** START **
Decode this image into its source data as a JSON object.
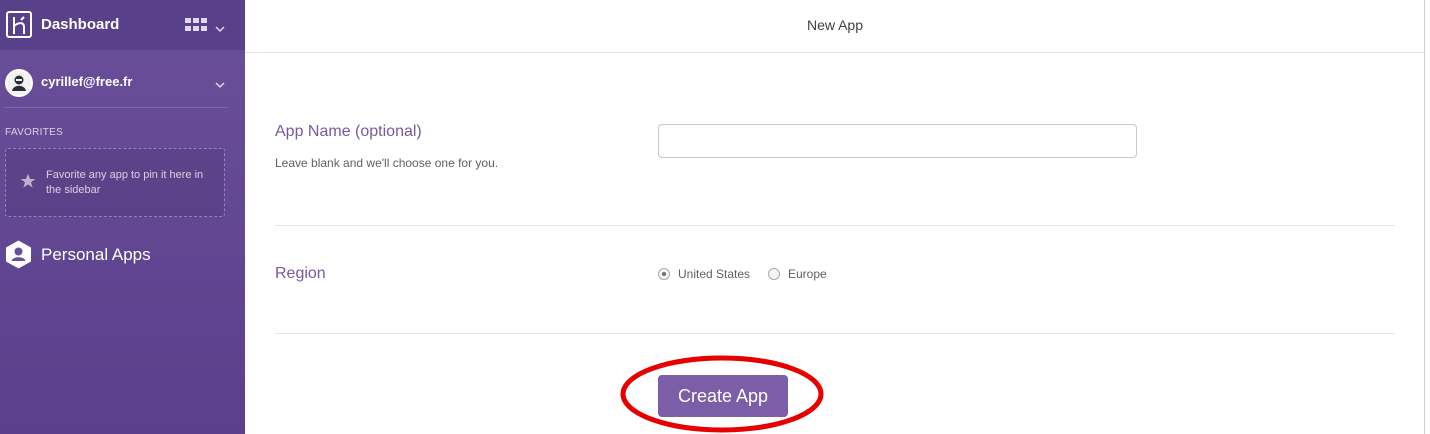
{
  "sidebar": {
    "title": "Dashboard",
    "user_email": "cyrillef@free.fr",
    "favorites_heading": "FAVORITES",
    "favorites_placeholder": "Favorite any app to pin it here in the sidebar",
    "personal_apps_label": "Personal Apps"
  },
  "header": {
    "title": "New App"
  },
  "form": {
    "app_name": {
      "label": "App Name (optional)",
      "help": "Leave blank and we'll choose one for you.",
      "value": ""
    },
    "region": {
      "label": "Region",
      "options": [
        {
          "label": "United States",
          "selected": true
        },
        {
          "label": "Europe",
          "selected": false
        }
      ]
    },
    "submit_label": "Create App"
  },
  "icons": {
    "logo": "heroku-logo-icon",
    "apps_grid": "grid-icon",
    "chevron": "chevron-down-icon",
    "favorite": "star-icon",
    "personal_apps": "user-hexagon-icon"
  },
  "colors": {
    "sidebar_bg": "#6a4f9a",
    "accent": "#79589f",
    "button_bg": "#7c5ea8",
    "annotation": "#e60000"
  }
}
** END **
Leave out the pictures and output the rest of the material exactly as written.

**Response to this exercise**
Decode this image into its source data as a JSON object.
{
  "sidebar": {
    "title": "Dashboard",
    "user_email": "cyrillef@free.fr",
    "favorites_heading": "FAVORITES",
    "favorites_placeholder": "Favorite any app to pin it here in the sidebar",
    "personal_apps_label": "Personal Apps"
  },
  "header": {
    "title": "New App"
  },
  "form": {
    "app_name": {
      "label": "App Name (optional)",
      "help": "Leave blank and we'll choose one for you.",
      "value": ""
    },
    "region": {
      "label": "Region",
      "options": [
        {
          "label": "United States",
          "selected": true
        },
        {
          "label": "Europe",
          "selected": false
        }
      ]
    },
    "submit_label": "Create App"
  },
  "icons": {
    "logo": "heroku-logo-icon",
    "apps_grid": "grid-icon",
    "chevron": "chevron-down-icon",
    "favorite": "star-icon",
    "personal_apps": "user-hexagon-icon"
  },
  "colors": {
    "sidebar_bg": "#6a4f9a",
    "accent": "#79589f",
    "button_bg": "#7c5ea8",
    "annotation": "#e60000"
  }
}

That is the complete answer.